[Dataset entries]
· · ·

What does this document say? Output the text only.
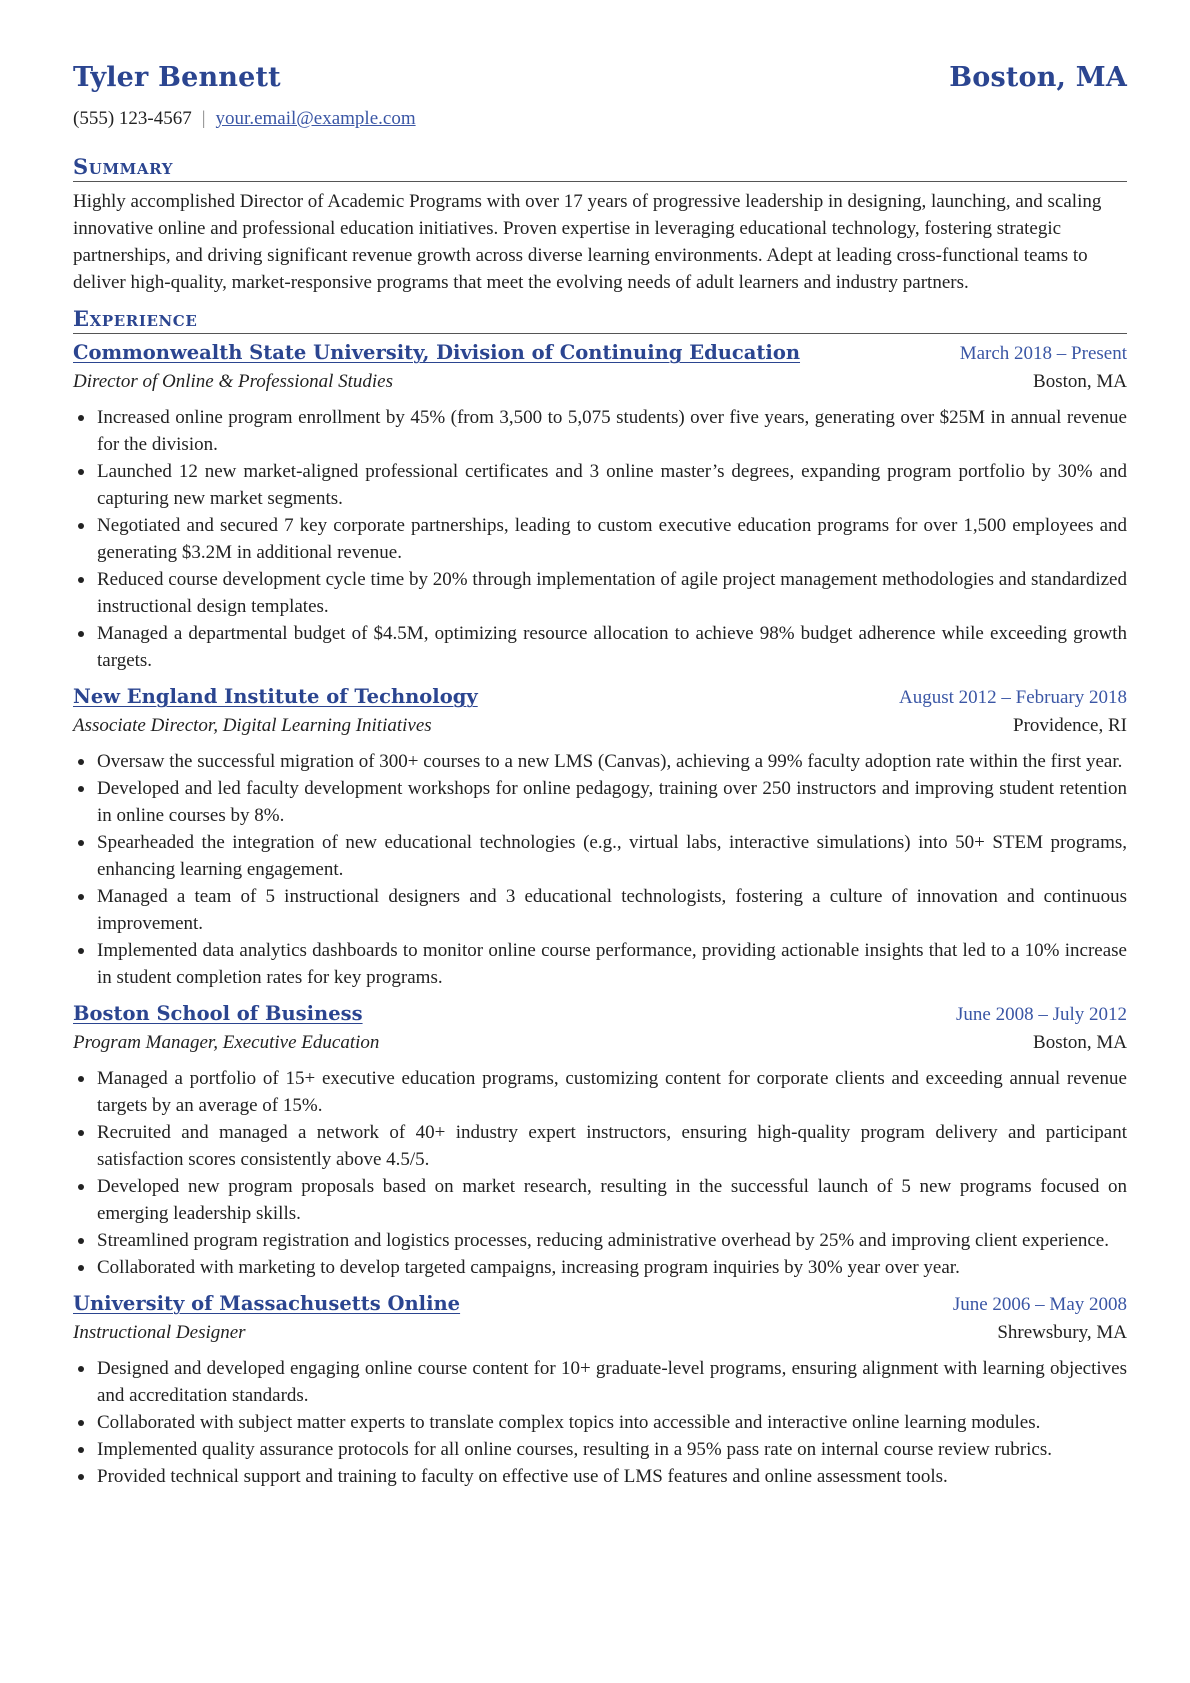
Tyler Bennett	Boston, MA
(555) 123-4567 | your.email@example.com
Summary
Highly accomplished Director of Academic Programs with over 17 years of progressive leadership in designing, launching, and scaling innovative online and professional education initiatives. Proven expertise in leveraging educational technology, fostering strategic partnerships, and driving significant revenue growth across diverse learning environments. Adept at leading cross-functional teams to deliver high-quality, market-responsive programs that meet the evolving needs of adult learners and industry partners.
Experience
Commonwealth State University, Division of Continuing Education	March 2018 – Present
Director of Online & Professional Studies	Boston, MA
Increased online program enrollment by 45% (from 3,500 to 5,075 students) over five years, generating over $25M in annual revenue for the division.
Launched 12 new market-aligned professional certificates and 3 online master’s degrees, expanding program portfolio by 30% and capturing new market segments.
Negotiated and secured 7 key corporate partnerships, leading to custom executive education programs for over 1,500 employees and generating $3.2M in additional revenue.
Reduced course development cycle time by 20% through implementation of agile project management methodologies and standardized instructional design templates.
Managed a departmental budget of $4.5M, optimizing resource allocation to achieve 98% budget adherence while exceeding growth targets.
New England Institute of Technology	August 2012 – February 2018
Associate Director, Digital Learning Initiatives	Providence, RI
Oversaw the successful migration of 300+ courses to a new LMS (Canvas), achieving a 99% faculty adoption rate within the first year.
Developed and led faculty development workshops for online pedagogy, training over 250 instructors and improving student retention in online courses by 8%.
Spearheaded the integration of new educational technologies (e.g., virtual labs, interactive simulations) into 50+ STEM programs, enhancing learning engagement.
Managed a team of 5 instructional designers and 3 educational technologists, fostering a culture of innovation and continuous improvement.
Implemented data analytics dashboards to monitor online course performance, providing actionable insights that led to a 10% increase in student completion rates for key programs.
Boston School of Business	June 2008 – July 2012
Program Manager, Executive Education	Boston, MA
Managed a portfolio of 15+ executive education programs, customizing content for corporate clients and exceeding annual revenue targets by an average of 15%.
Recruited and managed a network of 40+ industry expert instructors, ensuring high-quality program delivery and participant satisfaction scores consistently above 4.5/5.
Developed new program proposals based on market research, resulting in the successful launch of 5 new programs focused on emerging leadership skills.
Streamlined program registration and logistics processes, reducing administrative overhead by 25% and improving client experience.
Collaborated with marketing to develop targeted campaigns, increasing program inquiries by 30% year over year.
University of Massachusetts Online	June 2006 – May 2008
Instructional Designer	Shrewsbury, MA
Designed and developed engaging online course content for 10+ graduate-level programs, ensuring alignment with learning objectives and accreditation standards.
Collaborated with subject matter experts to translate complex topics into accessible and interactive online learning modules.
Implemented quality assurance protocols for all online courses, resulting in a 95% pass rate on internal course review rubrics.
Provided technical support and training to faculty on effective use of LMS features and online assessment tools.
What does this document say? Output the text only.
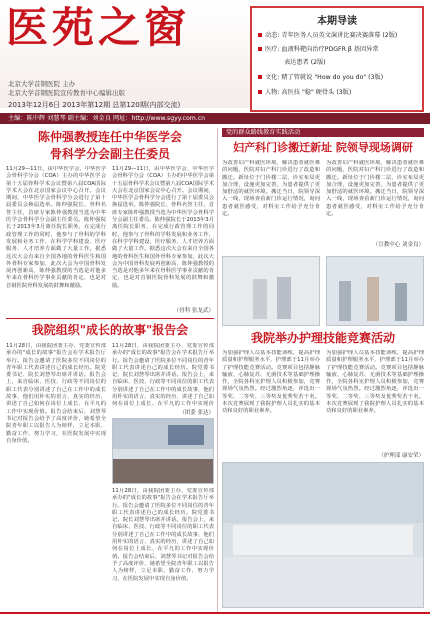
医苑之窗
北京大学首钢医院 主办
北京大学首钢医院宣传教育中心编辑出版
2013年12月6日 2013年第12期 总第120期(内部交流)
本期导读
动态: 青年医务人员英文演讲比赛决赛落幕 (2版)
医疗: 血液科靶向治疗PDGFR β 基因异常
表达患者 (2版)
文化: 赌了管就说 "How do you do" (3版)
人物: 高医技 "稳" 硬骨头 (3版)
主编：陈中辉 刘慧琴 副主编：刘金良 网址：http://www.sgyy.com.cn
陈仲强教授连任中华医学会
骨科学分会副主任委员
11月29—11日，由中华医学会、中华医学会骨科学分会（COA）主办的中华医学会第十五届骨科学术会议暨第八届COA国际学术大会在北京国家会议中心召开。会议期间，中华医学会骨科学分会进行了第十届委员会换届选举。陈仲强院长、骨科名誉主任，首席专家陈仲强教授当选为中华医学会骨科学分会副主任委员。陈仲强院长于2013年3月离任院长职务，在完成行政管理工作的同时，他参与了骨科的学科发展和业务工作，在科学学科建设、医疗服务、人才培养方面做了大量工作。据悉这次大会有来自全国各地的骨科医生和国外骨科专家参加，此次大会为中国骨科发展再创新高，陈仲强教授的当选是对他多年来在骨科医学事业贡献的肯定，也是对首钢医院骨科发展的鼓舞和激励。
11月29—11日，由中华医学会、中华医学会骨科学分会（COA）主办的中华医学会第十五届骨科学术会议暨第八届COA国际学术大会在北京国家会议中心召开。会议期间，中华医学会骨科学分会进行了第十届委员会换届选举。陈仲强院长、骨科名誉主任，首席专家陈仲强教授当选为中华医学会骨科学分会副主任委员。陈仲强院长于2013年3月离任院长职务，在完成行政管理工作的同时，他参与了骨科的学科发展和业务工作，在科学学科建设、医疗服务、人才培养方面做了大量工作。据悉这次大会有来自全国各地的骨科医生和国外骨科专家参加，此次大会为中国骨科发展再创新高，陈仲强教授的当选是对他多年来在骨科医学事业贡献的肯定，也是对首钢医院骨科发展的鼓舞和激励。
（骨科 张龙武）
我院组织"成长的故事"报告会
11月28日，由我院团委主办、党委宣传部承办的"成长的故事"报告会在学术报告厅举行。报告会邀请了医院多位不同岗位的青年职工代表讲述自己的成长经历。院党委书记、院长刘慧琴出席并讲话。报告会上，来自临床、医技、行政等不同岗位的职工代表分别讲述了自己在工作中的成长故事，他们用朴实的语言、真实的经历，讲述了自己如何在岗位上成长、在平凡的工作中实现价值。报告会结束后，刘慧琴书记对报告会给予了高度评价，她希望全院青年职工以报告人为榜样，立足本职、勤奋工作、努力学习，在医院发展中实现自身价值。
11月28日，由我院团委主办、党委宣传部承办的"成长的故事"报告会在学术报告厅举行。报告会邀请了医院多位不同岗位的青年职工代表讲述自己的成长经历。院党委书记、院长刘慧琴出席并讲话。报告会上，来自临床、医技、行政等不同岗位的职工代表分别讲述了自己在工作中的成长故事，他们用朴实的语言、真实的经历，讲述了自己如何在岗位上成长、在平凡的工作中实现价
（团委 张达）
11月28日，由我院团委主办、党委宣传部承办的"成长的故事"报告会在学术报告厅举行。报告会邀请了医院多位不同岗位的青年职工代表讲述自己的成长经历。院党委书记、院长刘慧琴出席并讲话。报告会上，来自临床、医技、行政等不同岗位的职工代表分别讲述了自己在工作中的成长故事，他们用朴实的语言、真实的经历，讲述了自己如何在岗位上成长、在平凡的工作中实现价值。报告会结束后，刘慧琴书记对报告会给予了高度评价，她希望全院青年职工以报告人为榜样，立足本职、勤奋工作、努力学习，在医院发展中实现自身价值。
党的群众路线教育实践活动
妇产科门诊搬迁新址 院领导现场调研
为改善妇产科就医环境，解决患者就医难的问题，医院对妇产科门诊进行了改造和搬迁。新址位于门诊楼二层，诊室布局更加合理，设施更加完善，为患者提供了更加舒适的就医环境。搬迁当日，院领导深入一线，现场查看新门诊运行情况，询问患者就医感受，对科室工作给予充分肯定。
为改善妇产科就医环境，解决患者就医难的问题，医院对妇产科门诊进行了改造和搬迁。新址位于门诊楼二层，诊室布局更加合理，设施更加完善，为患者提供了更加舒适的就医环境。搬迁当日，院领导深入一线，现场查看新门诊运行情况，询问患者就医感受，对科室工作给予充分肯定。
（宣教中心 刘金良）
我院举办护理技能竞赛活动
为加强护理人员基本技能训练，提高护理质量和护理服务水平，护理部于11月举办了护理技能竞赛活动。竞赛项目包括静脉输液、心肺复苏、无菌技术等基础护理操作，全院各科室护理人员积极参加，竞赛现场气氛热烈。经过激烈角逐，评选出一等奖、二等奖、三等奖及优秀奖若干名。本次竞赛展现了我院护理人员扎实的基本功和良好的职业素养。
为加强护理人员基本技能训练，提高护理质量和护理服务水平，护理部于11月举办了护理技能竞赛活动。竞赛项目包括静脉输液、心肺复苏、无菌技术等基础护理操作，全院各科室护理人员积极参加，竞赛现场气氛热烈。经过激烈角逐，评选出一等奖、二等奖、三等奖及优秀奖若干名。本次竞赛展现了我院护理人员扎实的基本功和良好的职业素养。
（护理部 康安荣）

· · ·

Check the data for the word "corporate" and pull out the lines that have it.

**Finished answer:**
Negotiated and secured 7 key corporate partnerships, leading to custom executive education programs for over 1,500 employees and generating $3.2M in additional revenue.
Managed a portfolio of 15+ executive education programs, customizing content for corporate clients and exceeding annual revenue targets by an average of 15%.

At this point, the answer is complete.